Written instruction. Write out every single entry exactly.

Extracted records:
┌──
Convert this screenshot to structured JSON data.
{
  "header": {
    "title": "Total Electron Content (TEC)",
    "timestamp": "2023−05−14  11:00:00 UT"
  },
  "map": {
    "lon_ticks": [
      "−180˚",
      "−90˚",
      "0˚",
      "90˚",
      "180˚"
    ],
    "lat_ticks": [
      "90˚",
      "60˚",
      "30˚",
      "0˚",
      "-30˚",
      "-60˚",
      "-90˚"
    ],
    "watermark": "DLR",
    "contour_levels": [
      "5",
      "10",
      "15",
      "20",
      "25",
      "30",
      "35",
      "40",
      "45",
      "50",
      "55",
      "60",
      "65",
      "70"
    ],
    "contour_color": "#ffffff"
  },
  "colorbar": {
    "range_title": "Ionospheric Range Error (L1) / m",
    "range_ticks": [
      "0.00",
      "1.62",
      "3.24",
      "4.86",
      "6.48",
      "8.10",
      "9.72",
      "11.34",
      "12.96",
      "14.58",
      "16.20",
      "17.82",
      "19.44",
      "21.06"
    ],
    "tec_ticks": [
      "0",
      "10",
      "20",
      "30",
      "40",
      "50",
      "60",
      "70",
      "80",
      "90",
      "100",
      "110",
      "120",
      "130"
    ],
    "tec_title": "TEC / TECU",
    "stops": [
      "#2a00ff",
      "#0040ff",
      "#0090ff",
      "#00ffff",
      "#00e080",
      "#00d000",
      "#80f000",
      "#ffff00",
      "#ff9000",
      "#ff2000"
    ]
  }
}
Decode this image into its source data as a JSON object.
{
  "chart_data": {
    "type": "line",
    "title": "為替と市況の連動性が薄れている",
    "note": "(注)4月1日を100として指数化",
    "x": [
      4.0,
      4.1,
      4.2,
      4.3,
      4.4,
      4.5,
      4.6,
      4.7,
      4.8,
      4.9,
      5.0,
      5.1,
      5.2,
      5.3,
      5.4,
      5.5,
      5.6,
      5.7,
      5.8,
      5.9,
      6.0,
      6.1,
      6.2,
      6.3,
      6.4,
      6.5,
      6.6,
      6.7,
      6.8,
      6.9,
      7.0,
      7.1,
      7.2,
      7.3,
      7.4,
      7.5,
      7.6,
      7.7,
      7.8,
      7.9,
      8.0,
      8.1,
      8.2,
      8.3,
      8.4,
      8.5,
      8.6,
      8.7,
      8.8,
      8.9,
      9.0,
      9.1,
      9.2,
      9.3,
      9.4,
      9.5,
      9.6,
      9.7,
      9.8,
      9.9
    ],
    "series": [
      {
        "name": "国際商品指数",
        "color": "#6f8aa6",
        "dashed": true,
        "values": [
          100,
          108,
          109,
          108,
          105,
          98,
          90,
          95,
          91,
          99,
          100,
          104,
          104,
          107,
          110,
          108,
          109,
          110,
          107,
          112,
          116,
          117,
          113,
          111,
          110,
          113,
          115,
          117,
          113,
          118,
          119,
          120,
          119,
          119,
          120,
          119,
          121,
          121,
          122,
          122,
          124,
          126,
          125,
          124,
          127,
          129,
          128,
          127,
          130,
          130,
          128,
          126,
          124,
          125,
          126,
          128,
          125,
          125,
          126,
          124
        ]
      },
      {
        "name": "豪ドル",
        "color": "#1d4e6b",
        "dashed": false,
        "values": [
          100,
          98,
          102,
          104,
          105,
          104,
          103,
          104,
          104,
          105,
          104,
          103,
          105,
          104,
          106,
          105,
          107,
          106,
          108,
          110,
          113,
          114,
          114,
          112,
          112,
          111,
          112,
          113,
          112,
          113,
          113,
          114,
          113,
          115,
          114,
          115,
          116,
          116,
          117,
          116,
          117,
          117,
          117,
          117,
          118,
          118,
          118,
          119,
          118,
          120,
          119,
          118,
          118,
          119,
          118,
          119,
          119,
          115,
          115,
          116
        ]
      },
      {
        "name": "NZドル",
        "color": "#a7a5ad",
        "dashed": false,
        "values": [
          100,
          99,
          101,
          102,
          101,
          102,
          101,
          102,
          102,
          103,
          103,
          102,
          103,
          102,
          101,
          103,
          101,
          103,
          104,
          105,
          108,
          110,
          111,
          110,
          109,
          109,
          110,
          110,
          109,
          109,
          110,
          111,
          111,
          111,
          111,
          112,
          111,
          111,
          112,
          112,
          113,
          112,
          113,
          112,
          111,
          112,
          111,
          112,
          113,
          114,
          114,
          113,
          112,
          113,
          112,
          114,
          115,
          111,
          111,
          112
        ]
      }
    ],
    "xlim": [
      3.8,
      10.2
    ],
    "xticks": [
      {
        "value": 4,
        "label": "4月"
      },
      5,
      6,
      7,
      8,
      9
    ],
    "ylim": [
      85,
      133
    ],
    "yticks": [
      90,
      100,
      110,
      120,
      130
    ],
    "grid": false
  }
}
└──
Solution.
Convert this screenshot to structured JSON data.
{
  "header": {
    "title": "Total Electron Content (TEC)",
    "timestamp": "2023−05−14  11:00:00 UT"
  },
  "map": {
    "lon_ticks": [
      "−180˚",
      "−90˚",
      "0˚",
      "90˚",
      "180˚"
    ],
    "lat_ticks": [
      "90˚",
      "60˚",
      "30˚",
      "0˚",
      "-30˚",
      "-60˚",
      "-90˚"
    ],
    "watermark": "DLR",
    "contour_levels": [
      "5",
      "10",
      "15",
      "20",
      "25",
      "30",
      "35",
      "40",
      "45",
      "50",
      "55",
      "60",
      "65",
      "70"
    ],
    "contour_color": "#ffffff"
  },
  "colorbar": {
    "range_title": "Ionospheric Range Error (L1) / m",
    "range_ticks": [
      "0.00",
      "1.62",
      "3.24",
      "4.86",
      "6.48",
      "8.10",
      "9.72",
      "11.34",
      "12.96",
      "14.58",
      "16.20",
      "17.82",
      "19.44",
      "21.06"
    ],
    "tec_ticks": [
      "0",
      "10",
      "20",
      "30",
      "40",
      "50",
      "60",
      "70",
      "80",
      "90",
      "100",
      "110",
      "120",
      "130"
    ],
    "tec_title": "TEC / TECU",
    "stops": [
      "#2a00ff",
      "#0040ff",
      "#0090ff",
      "#00ffff",
      "#00e080",
      "#00d000",
      "#80f000",
      "#ffff00",
      "#ff9000",
      "#ff2000"
    ]
  }
}
Decode this image into its source data as a JSON object.
{
  "chart_data": {
    "type": "line",
    "title": "為替と市況の連動性が薄れている",
    "note": "(注)4月1日を100として指数化",
    "x": [
      4.0,
      4.1,
      4.2,
      4.3,
      4.4,
      4.5,
      4.6,
      4.7,
      4.8,
      4.9,
      5.0,
      5.1,
      5.2,
      5.3,
      5.4,
      5.5,
      5.6,
      5.7,
      5.8,
      5.9,
      6.0,
      6.1,
      6.2,
      6.3,
      6.4,
      6.5,
      6.6,
      6.7,
      6.8,
      6.9,
      7.0,
      7.1,
      7.2,
      7.3,
      7.4,
      7.5,
      7.6,
      7.7,
      7.8,
      7.9,
      8.0,
      8.1,
      8.2,
      8.3,
      8.4,
      8.5,
      8.6,
      8.7,
      8.8,
      8.9,
      9.0,
      9.1,
      9.2,
      9.3,
      9.4,
      9.5,
      9.6,
      9.7,
      9.8,
      9.9
    ],
    "series": [
      {
        "name": "国際商品指数",
        "color": "#6f8aa6",
        "dashed": true,
        "values": [
          100,
          108,
          109,
          108,
          105,
          98,
          90,
          95,
          91,
          99,
          100,
          104,
          104,
          107,
          110,
          108,
          109,
          110,
          107,
          112,
          116,
          117,
          113,
          111,
          110,
          113,
          115,
          117,
          113,
          118,
          119,
          120,
          119,
          119,
          120,
          119,
          121,
          121,
          122,
          122,
          124,
          126,
          125,
          124,
          127,
          129,
          128,
          127,
          130,
          130,
          128,
          126,
          124,
          125,
          126,
          128,
          125,
          125,
          126,
          124
        ]
      },
      {
        "name": "豪ドル",
        "color": "#1d4e6b",
        "dashed": false,
        "values": [
          100,
          98,
          102,
          104,
          105,
          104,
          103,
          104,
          104,
          105,
          104,
          103,
          105,
          104,
          106,
          105,
          107,
          106,
          108,
          110,
          113,
          114,
          114,
          112,
          112,
          111,
          112,
          113,
          112,
          113,
          113,
          114,
          113,
          115,
          114,
          115,
          116,
          116,
          117,
          116,
          117,
          117,
          117,
          117,
          118,
          118,
          118,
          119,
          118,
          120,
          119,
          118,
          118,
          119,
          118,
          119,
          119,
          115,
          115,
          116
        ]
      },
      {
        "name": "NZドル",
        "color": "#a7a5ad",
        "dashed": false,
        "values": [
          100,
          99,
          101,
          102,
          101,
          102,
          101,
          102,
          102,
          103,
          103,
          102,
          103,
          102,
          101,
          103,
          101,
          103,
          104,
          105,
          108,
          110,
          111,
          110,
          109,
          109,
          110,
          110,
          109,
          109,
          110,
          111,
          111,
          111,
          111,
          112,
          111,
          111,
          112,
          112,
          113,
          112,
          113,
          112,
          111,
          112,
          111,
          112,
          113,
          114,
          114,
          113,
          112,
          113,
          112,
          114,
          115,
          111,
          111,
          112
        ]
      }
    ],
    "xlim": [
      3.8,
      10.2
    ],
    "xticks": [
      {
        "value": 4,
        "label": "4月"
      },
      5,
      6,
      7,
      8,
      9
    ],
    "ylim": [
      85,
      133
    ],
    "yticks": [
      90,
      100,
      110,
      120,
      130
    ],
    "grid": false
  }
}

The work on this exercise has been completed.